___ Entries supplied

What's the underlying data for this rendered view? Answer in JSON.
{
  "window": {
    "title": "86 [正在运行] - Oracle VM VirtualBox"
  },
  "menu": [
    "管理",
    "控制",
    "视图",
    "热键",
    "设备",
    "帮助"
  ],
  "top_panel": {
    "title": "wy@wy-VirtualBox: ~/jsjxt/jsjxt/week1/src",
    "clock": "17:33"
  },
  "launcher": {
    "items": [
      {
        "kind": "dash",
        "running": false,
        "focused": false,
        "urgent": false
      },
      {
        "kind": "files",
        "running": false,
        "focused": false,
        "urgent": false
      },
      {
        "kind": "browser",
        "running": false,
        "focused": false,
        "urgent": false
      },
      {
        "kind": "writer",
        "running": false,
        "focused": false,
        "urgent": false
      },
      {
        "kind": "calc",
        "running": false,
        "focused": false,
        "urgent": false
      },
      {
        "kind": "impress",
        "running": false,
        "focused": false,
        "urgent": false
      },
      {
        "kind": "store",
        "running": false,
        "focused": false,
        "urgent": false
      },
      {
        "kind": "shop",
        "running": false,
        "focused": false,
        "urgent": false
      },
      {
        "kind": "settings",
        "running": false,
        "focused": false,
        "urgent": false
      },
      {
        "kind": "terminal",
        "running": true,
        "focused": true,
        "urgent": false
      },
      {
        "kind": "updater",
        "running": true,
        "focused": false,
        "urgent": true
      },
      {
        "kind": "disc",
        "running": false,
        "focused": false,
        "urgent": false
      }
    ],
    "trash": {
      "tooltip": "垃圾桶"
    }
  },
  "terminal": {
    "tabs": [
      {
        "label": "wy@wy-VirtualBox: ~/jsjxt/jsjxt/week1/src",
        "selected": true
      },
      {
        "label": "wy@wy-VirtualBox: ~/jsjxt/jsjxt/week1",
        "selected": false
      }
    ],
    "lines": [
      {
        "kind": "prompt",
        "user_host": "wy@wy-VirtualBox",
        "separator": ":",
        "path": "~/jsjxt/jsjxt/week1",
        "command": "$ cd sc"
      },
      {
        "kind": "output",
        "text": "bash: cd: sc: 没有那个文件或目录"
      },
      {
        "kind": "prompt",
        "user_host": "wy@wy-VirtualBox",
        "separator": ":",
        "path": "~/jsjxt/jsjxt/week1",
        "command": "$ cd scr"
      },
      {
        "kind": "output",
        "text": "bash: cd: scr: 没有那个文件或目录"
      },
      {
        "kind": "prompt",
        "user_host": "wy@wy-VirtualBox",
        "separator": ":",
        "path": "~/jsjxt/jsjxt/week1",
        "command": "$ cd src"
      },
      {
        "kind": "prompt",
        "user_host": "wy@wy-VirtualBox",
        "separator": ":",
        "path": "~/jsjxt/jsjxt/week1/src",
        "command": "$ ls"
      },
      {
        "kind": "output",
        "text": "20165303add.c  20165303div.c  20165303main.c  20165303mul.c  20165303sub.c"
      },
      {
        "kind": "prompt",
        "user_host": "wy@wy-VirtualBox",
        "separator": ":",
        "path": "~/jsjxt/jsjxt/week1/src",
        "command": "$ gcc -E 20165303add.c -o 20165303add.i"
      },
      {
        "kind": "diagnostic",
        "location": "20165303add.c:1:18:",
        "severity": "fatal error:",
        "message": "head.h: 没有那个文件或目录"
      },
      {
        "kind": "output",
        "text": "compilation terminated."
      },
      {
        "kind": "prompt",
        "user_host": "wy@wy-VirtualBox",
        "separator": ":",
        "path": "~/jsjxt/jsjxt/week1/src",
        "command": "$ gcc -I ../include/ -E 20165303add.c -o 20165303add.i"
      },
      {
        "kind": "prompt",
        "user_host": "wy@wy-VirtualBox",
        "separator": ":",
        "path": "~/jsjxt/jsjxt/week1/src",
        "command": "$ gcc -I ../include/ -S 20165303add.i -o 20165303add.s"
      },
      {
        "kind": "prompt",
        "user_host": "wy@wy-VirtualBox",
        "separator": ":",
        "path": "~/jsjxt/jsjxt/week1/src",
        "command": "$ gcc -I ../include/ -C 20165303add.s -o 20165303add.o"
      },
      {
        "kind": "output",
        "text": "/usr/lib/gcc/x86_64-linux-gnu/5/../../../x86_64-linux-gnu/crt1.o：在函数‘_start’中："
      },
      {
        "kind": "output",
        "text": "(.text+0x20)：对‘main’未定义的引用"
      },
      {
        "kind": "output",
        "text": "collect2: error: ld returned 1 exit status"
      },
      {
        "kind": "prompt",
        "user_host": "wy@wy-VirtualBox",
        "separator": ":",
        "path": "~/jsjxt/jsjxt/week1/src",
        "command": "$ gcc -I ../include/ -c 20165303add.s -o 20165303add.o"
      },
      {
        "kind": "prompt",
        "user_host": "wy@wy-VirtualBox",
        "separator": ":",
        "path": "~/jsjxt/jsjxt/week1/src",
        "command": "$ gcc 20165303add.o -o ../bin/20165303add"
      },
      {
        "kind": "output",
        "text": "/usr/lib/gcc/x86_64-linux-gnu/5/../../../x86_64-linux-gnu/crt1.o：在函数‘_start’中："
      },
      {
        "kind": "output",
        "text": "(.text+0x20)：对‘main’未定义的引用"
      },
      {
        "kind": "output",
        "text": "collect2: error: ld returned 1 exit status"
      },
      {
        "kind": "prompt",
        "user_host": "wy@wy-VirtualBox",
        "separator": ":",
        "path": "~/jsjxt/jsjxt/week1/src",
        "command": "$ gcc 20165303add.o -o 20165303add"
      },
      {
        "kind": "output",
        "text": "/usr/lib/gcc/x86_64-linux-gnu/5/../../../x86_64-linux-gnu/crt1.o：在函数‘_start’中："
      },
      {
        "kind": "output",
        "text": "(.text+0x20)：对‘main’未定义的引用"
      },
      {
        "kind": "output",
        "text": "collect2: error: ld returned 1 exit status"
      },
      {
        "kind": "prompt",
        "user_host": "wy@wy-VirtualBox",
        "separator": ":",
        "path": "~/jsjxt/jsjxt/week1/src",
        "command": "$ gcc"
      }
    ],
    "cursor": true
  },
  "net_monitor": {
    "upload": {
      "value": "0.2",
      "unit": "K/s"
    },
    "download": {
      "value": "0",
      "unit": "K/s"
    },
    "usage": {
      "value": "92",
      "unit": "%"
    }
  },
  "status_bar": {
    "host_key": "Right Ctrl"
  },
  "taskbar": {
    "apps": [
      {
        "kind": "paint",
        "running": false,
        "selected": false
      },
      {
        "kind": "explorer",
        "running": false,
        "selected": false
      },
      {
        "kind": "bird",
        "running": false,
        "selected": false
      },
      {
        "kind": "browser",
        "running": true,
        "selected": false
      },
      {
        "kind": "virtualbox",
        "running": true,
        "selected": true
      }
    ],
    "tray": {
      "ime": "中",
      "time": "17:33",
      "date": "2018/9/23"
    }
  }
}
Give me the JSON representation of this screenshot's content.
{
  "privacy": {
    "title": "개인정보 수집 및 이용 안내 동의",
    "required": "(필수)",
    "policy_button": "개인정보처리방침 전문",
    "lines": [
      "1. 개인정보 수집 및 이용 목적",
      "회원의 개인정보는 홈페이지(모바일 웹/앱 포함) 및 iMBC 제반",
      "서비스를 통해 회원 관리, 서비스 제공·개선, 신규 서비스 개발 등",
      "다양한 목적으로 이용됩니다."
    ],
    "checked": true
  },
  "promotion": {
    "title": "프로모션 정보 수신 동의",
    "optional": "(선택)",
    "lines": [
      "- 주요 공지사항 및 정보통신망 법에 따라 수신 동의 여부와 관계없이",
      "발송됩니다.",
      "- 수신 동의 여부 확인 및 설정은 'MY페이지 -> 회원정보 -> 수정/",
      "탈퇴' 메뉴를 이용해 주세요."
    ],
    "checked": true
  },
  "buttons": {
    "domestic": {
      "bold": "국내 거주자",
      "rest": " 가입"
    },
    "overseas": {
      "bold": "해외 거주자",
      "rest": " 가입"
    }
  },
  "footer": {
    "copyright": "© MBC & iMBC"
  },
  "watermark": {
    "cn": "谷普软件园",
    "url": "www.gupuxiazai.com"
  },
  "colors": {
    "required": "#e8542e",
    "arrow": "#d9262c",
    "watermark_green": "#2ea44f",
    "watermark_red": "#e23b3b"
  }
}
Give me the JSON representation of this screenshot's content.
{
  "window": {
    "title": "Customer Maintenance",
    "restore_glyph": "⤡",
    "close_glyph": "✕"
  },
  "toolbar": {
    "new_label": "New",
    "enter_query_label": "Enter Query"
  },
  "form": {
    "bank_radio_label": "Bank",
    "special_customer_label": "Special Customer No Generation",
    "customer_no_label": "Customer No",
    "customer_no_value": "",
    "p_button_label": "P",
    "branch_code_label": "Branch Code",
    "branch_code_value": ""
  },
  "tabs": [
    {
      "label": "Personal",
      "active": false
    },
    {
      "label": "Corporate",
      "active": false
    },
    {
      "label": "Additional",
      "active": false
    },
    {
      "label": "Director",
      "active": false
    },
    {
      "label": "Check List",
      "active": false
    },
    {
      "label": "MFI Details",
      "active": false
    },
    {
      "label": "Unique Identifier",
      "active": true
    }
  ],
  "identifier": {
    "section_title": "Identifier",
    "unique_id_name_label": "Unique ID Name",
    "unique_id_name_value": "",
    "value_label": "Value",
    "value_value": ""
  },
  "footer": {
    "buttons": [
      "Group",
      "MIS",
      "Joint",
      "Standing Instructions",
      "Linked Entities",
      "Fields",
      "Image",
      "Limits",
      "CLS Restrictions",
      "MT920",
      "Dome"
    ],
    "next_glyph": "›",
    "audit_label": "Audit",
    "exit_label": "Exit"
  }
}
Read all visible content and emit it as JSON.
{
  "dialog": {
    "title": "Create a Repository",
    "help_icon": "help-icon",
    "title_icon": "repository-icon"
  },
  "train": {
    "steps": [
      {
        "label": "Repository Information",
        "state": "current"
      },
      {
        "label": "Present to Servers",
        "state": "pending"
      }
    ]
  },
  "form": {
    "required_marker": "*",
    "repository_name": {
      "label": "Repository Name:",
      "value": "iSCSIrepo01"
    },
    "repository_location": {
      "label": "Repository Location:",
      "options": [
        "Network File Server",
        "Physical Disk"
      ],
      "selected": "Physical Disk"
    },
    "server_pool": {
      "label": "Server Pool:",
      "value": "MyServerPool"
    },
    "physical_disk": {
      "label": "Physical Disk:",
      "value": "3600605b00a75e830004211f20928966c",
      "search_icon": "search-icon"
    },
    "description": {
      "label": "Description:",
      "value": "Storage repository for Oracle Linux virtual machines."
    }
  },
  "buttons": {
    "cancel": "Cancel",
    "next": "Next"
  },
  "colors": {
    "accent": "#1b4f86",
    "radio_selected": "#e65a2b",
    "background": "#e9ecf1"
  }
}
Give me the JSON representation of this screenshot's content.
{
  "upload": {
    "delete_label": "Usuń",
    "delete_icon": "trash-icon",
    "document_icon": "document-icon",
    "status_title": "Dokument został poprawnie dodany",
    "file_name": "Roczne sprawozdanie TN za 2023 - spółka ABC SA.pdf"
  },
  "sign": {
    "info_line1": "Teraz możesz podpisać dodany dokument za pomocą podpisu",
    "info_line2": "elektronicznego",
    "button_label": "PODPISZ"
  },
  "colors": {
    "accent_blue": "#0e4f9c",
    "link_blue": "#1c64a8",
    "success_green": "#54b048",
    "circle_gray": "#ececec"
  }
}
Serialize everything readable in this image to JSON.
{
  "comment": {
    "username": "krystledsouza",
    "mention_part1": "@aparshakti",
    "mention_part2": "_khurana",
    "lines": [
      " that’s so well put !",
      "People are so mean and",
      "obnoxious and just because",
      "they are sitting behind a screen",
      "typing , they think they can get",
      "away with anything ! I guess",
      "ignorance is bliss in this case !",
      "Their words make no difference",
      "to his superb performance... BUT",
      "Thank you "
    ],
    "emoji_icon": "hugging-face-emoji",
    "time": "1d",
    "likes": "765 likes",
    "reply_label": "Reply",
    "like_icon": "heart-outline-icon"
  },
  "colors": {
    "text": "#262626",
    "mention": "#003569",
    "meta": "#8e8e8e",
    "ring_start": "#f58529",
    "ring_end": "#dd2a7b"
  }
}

______

- Task directions -
Show each line in the entries that holds the string "iMBC".

- Task output -
      "회원의 개인정보는 홈페이지(모바일 웹/앱 포함) 및 iMBC 제반",
    "copyright": "© MBC & iMBC"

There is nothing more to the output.